- Required work -
Write down each entry again, exactly as it reads.

- Stored data -
/---
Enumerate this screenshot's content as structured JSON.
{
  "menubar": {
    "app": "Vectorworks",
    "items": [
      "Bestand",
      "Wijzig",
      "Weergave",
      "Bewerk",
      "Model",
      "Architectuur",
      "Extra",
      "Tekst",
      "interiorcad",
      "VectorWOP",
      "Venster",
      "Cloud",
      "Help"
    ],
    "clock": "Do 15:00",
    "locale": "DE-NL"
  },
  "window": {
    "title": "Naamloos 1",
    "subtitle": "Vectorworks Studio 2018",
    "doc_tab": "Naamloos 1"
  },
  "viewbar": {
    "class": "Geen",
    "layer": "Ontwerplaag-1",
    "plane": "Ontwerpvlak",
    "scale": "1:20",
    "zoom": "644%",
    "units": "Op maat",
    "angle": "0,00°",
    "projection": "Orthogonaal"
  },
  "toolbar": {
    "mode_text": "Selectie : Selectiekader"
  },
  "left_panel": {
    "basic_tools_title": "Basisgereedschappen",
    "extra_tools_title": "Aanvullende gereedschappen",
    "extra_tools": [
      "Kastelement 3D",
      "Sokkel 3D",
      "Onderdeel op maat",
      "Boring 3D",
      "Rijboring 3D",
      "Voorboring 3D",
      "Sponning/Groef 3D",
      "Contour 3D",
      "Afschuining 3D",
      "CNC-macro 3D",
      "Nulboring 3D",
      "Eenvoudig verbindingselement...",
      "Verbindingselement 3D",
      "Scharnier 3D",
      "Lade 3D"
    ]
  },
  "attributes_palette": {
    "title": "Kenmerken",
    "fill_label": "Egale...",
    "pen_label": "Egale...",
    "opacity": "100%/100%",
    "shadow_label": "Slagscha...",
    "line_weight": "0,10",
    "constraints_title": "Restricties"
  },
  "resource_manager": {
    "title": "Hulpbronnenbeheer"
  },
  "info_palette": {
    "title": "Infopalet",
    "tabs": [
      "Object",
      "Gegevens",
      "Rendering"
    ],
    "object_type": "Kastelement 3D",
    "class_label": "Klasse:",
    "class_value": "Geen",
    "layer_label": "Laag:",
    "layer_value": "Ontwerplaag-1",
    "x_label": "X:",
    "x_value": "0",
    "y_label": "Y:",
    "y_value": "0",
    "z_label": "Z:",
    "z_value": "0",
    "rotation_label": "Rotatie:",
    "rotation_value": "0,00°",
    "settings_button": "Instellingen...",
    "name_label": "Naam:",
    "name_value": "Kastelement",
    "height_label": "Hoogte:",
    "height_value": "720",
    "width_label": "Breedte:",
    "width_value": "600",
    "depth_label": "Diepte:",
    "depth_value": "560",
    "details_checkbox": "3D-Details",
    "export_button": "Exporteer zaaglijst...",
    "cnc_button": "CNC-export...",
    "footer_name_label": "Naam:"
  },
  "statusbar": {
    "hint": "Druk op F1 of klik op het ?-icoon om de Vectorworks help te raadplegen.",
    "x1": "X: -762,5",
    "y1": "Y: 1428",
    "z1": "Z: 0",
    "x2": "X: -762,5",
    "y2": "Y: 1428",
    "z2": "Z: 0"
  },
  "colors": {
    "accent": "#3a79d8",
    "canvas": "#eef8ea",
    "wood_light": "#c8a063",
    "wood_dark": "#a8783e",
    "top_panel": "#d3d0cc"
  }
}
\---
- Response -
Enumerate this screenshot's content as structured JSON.
{
  "menubar": {
    "app": "Vectorworks",
    "items": [
      "Bestand",
      "Wijzig",
      "Weergave",
      "Bewerk",
      "Model",
      "Architectuur",
      "Extra",
      "Tekst",
      "interiorcad",
      "VectorWOP",
      "Venster",
      "Cloud",
      "Help"
    ],
    "clock": "Do 15:00",
    "locale": "DE-NL"
  },
  "window": {
    "title": "Naamloos 1",
    "subtitle": "Vectorworks Studio 2018",
    "doc_tab": "Naamloos 1"
  },
  "viewbar": {
    "class": "Geen",
    "layer": "Ontwerplaag-1",
    "plane": "Ontwerpvlak",
    "scale": "1:20",
    "zoom": "644%",
    "units": "Op maat",
    "angle": "0,00°",
    "projection": "Orthogonaal"
  },
  "toolbar": {
    "mode_text": "Selectie : Selectiekader"
  },
  "left_panel": {
    "basic_tools_title": "Basisgereedschappen",
    "extra_tools_title": "Aanvullende gereedschappen",
    "extra_tools": [
      "Kastelement 3D",
      "Sokkel 3D",
      "Onderdeel op maat",
      "Boring 3D",
      "Rijboring 3D",
      "Voorboring 3D",
      "Sponning/Groef 3D",
      "Contour 3D",
      "Afschuining 3D",
      "CNC-macro 3D",
      "Nulboring 3D",
      "Eenvoudig verbindingselement...",
      "Verbindingselement 3D",
      "Scharnier 3D",
      "Lade 3D"
    ]
  },
  "attributes_palette": {
    "title": "Kenmerken",
    "fill_label": "Egale...",
    "pen_label": "Egale...",
    "opacity": "100%/100%",
    "shadow_label": "Slagscha...",
    "line_weight": "0,10",
    "constraints_title": "Restricties"
  },
  "resource_manager": {
    "title": "Hulpbronnenbeheer"
  },
  "info_palette": {
    "title": "Infopalet",
    "tabs": [
      "Object",
      "Gegevens",
      "Rendering"
    ],
    "object_type": "Kastelement 3D",
    "class_label": "Klasse:",
    "class_value": "Geen",
    "layer_label": "Laag:",
    "layer_value": "Ontwerplaag-1",
    "x_label": "X:",
    "x_value": "0",
    "y_label": "Y:",
    "y_value": "0",
    "z_label": "Z:",
    "z_value": "0",
    "rotation_label": "Rotatie:",
    "rotation_value": "0,00°",
    "settings_button": "Instellingen...",
    "name_label": "Naam:",
    "name_value": "Kastelement",
    "height_label": "Hoogte:",
    "height_value": "720",
    "width_label": "Breedte:",
    "width_value": "600",
    "depth_label": "Diepte:",
    "depth_value": "560",
    "details_checkbox": "3D-Details",
    "export_button": "Exporteer zaaglijst...",
    "cnc_button": "CNC-export...",
    "footer_name_label": "Naam:"
  },
  "statusbar": {
    "hint": "Druk op F1 of klik op het ?-icoon om de Vectorworks help te raadplegen.",
    "x1": "X: -762,5",
    "y1": "Y: 1428",
    "z1": "Z: 0",
    "x2": "X: -762,5",
    "y2": "Y: 1428",
    "z2": "Z: 0"
  },
  "colors": {
    "accent": "#3a79d8",
    "canvas": "#eef8ea",
    "wood_light": "#c8a063",
    "wood_dark": "#a8783e",
    "top_panel": "#d3d0cc"
  }
}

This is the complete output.